_Problem to solve_: Update the records below by changing every "ok-button" to "confirm-button". Leave everything else as it is.

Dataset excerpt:

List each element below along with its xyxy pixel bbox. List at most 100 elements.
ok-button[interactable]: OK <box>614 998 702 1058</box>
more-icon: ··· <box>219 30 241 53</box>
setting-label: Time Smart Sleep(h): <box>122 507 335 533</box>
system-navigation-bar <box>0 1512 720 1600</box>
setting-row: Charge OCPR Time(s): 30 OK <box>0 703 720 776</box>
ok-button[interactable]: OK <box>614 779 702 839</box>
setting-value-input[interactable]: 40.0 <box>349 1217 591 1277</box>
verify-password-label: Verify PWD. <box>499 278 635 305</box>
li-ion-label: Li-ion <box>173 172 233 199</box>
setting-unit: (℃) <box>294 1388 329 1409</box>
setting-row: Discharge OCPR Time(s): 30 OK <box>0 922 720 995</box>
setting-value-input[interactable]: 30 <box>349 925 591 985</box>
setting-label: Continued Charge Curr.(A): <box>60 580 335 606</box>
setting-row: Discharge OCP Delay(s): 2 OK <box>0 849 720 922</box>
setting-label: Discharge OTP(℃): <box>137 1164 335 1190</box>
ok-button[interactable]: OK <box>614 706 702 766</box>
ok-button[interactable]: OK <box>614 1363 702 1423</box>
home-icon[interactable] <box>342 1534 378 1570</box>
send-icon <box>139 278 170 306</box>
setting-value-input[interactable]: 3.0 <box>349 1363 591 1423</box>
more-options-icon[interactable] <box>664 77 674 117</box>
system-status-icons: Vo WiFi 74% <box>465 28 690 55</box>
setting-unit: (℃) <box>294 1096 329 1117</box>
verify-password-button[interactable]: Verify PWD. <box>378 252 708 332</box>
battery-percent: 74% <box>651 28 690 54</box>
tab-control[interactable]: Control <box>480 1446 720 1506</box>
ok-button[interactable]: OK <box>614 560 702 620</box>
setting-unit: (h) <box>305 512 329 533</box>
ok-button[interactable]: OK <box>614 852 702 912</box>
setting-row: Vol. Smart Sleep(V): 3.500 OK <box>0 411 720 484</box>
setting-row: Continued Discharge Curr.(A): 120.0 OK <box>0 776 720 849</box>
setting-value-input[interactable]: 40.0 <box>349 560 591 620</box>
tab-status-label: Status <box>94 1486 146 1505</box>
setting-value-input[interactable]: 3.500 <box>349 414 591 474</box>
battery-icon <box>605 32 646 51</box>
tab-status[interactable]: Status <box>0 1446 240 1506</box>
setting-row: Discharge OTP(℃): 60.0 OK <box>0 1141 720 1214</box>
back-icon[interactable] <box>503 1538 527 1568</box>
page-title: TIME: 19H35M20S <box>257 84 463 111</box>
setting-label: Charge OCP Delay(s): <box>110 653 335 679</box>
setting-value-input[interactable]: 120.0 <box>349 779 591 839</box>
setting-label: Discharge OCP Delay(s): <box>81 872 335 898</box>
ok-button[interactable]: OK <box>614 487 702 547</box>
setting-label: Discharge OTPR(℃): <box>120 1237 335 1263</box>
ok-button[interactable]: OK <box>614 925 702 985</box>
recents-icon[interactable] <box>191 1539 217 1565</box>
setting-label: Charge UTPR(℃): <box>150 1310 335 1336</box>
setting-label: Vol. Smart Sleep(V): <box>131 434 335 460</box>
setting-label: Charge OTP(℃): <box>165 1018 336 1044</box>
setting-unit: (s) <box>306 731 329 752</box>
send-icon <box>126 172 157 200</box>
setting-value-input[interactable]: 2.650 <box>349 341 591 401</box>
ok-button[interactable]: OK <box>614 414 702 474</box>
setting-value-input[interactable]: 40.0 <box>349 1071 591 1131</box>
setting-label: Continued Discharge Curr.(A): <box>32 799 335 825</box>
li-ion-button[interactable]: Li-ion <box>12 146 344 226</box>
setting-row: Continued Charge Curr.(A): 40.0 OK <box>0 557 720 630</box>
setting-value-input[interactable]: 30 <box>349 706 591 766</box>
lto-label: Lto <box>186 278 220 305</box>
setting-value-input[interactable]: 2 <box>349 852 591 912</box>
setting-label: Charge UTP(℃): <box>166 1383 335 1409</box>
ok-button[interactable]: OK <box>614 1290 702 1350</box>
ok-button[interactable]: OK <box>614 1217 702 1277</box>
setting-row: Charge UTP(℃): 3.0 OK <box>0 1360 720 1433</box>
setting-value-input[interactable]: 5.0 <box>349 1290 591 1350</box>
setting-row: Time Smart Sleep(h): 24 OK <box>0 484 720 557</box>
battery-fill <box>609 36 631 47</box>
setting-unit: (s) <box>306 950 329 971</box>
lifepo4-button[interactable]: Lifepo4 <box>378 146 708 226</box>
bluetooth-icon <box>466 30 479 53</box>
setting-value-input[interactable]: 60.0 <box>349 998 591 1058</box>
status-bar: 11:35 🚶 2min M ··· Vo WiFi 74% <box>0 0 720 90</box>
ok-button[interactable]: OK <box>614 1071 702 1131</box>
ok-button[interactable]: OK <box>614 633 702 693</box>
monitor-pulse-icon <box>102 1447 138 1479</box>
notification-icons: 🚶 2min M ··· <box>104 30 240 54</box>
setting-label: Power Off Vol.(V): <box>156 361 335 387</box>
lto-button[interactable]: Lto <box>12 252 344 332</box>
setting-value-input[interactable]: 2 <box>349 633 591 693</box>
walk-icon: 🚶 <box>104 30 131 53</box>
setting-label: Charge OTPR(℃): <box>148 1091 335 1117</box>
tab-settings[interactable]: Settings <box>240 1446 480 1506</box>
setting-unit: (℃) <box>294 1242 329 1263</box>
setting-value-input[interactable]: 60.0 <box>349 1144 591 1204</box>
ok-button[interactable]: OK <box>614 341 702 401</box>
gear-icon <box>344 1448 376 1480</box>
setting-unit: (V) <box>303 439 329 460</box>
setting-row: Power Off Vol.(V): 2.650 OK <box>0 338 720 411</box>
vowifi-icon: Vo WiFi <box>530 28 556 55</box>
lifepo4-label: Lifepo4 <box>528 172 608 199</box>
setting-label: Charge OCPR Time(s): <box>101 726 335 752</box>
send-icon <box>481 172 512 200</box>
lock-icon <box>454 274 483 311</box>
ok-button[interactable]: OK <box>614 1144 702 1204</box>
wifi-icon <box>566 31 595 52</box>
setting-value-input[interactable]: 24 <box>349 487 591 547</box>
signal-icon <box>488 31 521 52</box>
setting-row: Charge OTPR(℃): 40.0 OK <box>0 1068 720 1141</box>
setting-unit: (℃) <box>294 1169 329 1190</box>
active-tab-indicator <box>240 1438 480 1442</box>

_Task solution_:
List each element below along with its xyxy pixel bbox. List at most 100 elements.
confirm-button[interactable]: OK <box>614 998 702 1058</box>
more-icon: ··· <box>219 30 241 53</box>
setting-label: Time Smart Sleep(h): <box>122 507 335 533</box>
system-navigation-bar <box>0 1512 720 1600</box>
setting-row: Charge OCPR Time(s): 30 OK <box>0 703 720 776</box>
confirm-button[interactable]: OK <box>614 779 702 839</box>
setting-value-input[interactable]: 40.0 <box>349 1217 591 1277</box>
verify-password-label: Verify PWD. <box>499 278 635 305</box>
li-ion-label: Li-ion <box>173 172 233 199</box>
setting-unit: (℃) <box>294 1388 329 1409</box>
setting-row: Discharge OCPR Time(s): 30 OK <box>0 922 720 995</box>
setting-value-input[interactable]: 30 <box>349 925 591 985</box>
setting-label: Continued Charge Curr.(A): <box>60 580 335 606</box>
setting-row: Discharge OCP Delay(s): 2 OK <box>0 849 720 922</box>
setting-label: Discharge OTP(℃): <box>137 1164 335 1190</box>
confirm-button[interactable]: OK <box>614 706 702 766</box>
confirm-button[interactable]: OK <box>614 1363 702 1423</box>
home-icon[interactable] <box>342 1534 378 1570</box>
send-icon <box>139 278 170 306</box>
setting-value-input[interactable]: 3.0 <box>349 1363 591 1423</box>
more-options-icon[interactable] <box>664 77 674 117</box>
system-status-icons: Vo WiFi 74% <box>465 28 690 55</box>
setting-unit: (℃) <box>294 1096 329 1117</box>
verify-password-button[interactable]: Verify PWD. <box>378 252 708 332</box>
battery-percent: 74% <box>651 28 690 54</box>
tab-control[interactable]: Control <box>480 1446 720 1506</box>
confirm-button[interactable]: OK <box>614 560 702 620</box>
setting-unit: (h) <box>305 512 329 533</box>
confirm-button[interactable]: OK <box>614 852 702 912</box>
setting-row: Vol. Smart Sleep(V): 3.500 OK <box>0 411 720 484</box>
setting-row: Continued Discharge Curr.(A): 120.0 OK <box>0 776 720 849</box>
setting-value-input[interactable]: 40.0 <box>349 560 591 620</box>
tab-status-label: Status <box>94 1486 146 1505</box>
setting-value-input[interactable]: 3.500 <box>349 414 591 474</box>
battery-icon <box>605 32 646 51</box>
tab-status[interactable]: Status <box>0 1446 240 1506</box>
setting-row: Discharge OTP(℃): 60.0 OK <box>0 1141 720 1214</box>
back-icon[interactable] <box>503 1538 527 1568</box>
page-title: TIME: 19H35M20S <box>257 84 463 111</box>
setting-label: Charge OCP Delay(s): <box>110 653 335 679</box>
setting-value-input[interactable]: 120.0 <box>349 779 591 839</box>
setting-label: Discharge OCP Delay(s): <box>81 872 335 898</box>
confirm-button[interactable]: OK <box>614 487 702 547</box>
setting-label: Discharge OTPR(℃): <box>120 1237 335 1263</box>
confirm-button[interactable]: OK <box>614 925 702 985</box>
recents-icon[interactable] <box>191 1539 217 1565</box>
setting-label: Charge UTPR(℃): <box>150 1310 335 1336</box>
setting-label: Vol. Smart Sleep(V): <box>131 434 335 460</box>
setting-label: Charge OTP(℃): <box>165 1018 336 1044</box>
setting-unit: (s) <box>306 731 329 752</box>
send-icon <box>126 172 157 200</box>
setting-value-input[interactable]: 2.650 <box>349 341 591 401</box>
confirm-button[interactable]: OK <box>614 414 702 474</box>
setting-value-input[interactable]: 40.0 <box>349 1071 591 1131</box>
setting-label: Continued Discharge Curr.(A): <box>32 799 335 825</box>
li-ion-button[interactable]: Li-ion <box>12 146 344 226</box>
setting-row: Continued Charge Curr.(A): 40.0 OK <box>0 557 720 630</box>
setting-value-input[interactable]: 30 <box>349 706 591 766</box>
lto-label: Lto <box>186 278 220 305</box>
setting-value-input[interactable]: 2 <box>349 852 591 912</box>
setting-label: Charge UTP(℃): <box>166 1383 335 1409</box>
confirm-button[interactable]: OK <box>614 1290 702 1350</box>
confirm-button[interactable]: OK <box>614 1217 702 1277</box>
setting-row: Charge UTP(℃): 3.0 OK <box>0 1360 720 1433</box>
setting-value-input[interactable]: 5.0 <box>349 1290 591 1350</box>
setting-row: Time Smart Sleep(h): 24 OK <box>0 484 720 557</box>
battery-fill <box>609 36 631 47</box>
setting-unit: (s) <box>306 950 329 971</box>
lifepo4-button[interactable]: Lifepo4 <box>378 146 708 226</box>
bluetooth-icon <box>466 30 479 53</box>
setting-value-input[interactable]: 60.0 <box>349 998 591 1058</box>
status-bar: 11:35 🚶 2min M ··· Vo WiFi 74% <box>0 0 720 90</box>
confirm-button[interactable]: OK <box>614 1071 702 1131</box>
confirm-button[interactable]: OK <box>614 633 702 693</box>
monitor-pulse-icon <box>102 1447 138 1479</box>
notification-icons: 🚶 2min M ··· <box>104 30 240 54</box>
setting-label: Power Off Vol.(V): <box>156 361 335 387</box>
lto-button[interactable]: Lto <box>12 252 344 332</box>
setting-value-input[interactable]: 2 <box>349 633 591 693</box>
walk-icon: 🚶 <box>104 30 131 53</box>
setting-label: Charge OTPR(℃): <box>148 1091 335 1117</box>
tab-settings[interactable]: Settings <box>240 1446 480 1506</box>
setting-unit: (℃) <box>294 1242 329 1263</box>
setting-value-input[interactable]: 60.0 <box>349 1144 591 1204</box>
confirm-button[interactable]: OK <box>614 341 702 401</box>
gear-icon <box>344 1448 376 1480</box>
setting-unit: (V) <box>303 439 329 460</box>
setting-row: Power Off Vol.(V): 2.650 OK <box>0 338 720 411</box>
vowifi-icon: Vo WiFi <box>530 28 556 55</box>
lifepo4-label: Lifepo4 <box>528 172 608 199</box>
setting-label: Charge OCPR Time(s): <box>101 726 335 752</box>
send-icon <box>481 172 512 200</box>
lock-icon <box>454 274 483 311</box>
confirm-button[interactable]: OK <box>614 1144 702 1204</box>
wifi-icon <box>566 31 595 52</box>
setting-value-input[interactable]: 24 <box>349 487 591 547</box>
signal-icon <box>488 31 521 52</box>
setting-row: Charge OTPR(℃): 40.0 OK <box>0 1068 720 1141</box>
setting-unit: (℃) <box>294 1169 329 1190</box>
active-tab-indicator <box>240 1438 480 1442</box>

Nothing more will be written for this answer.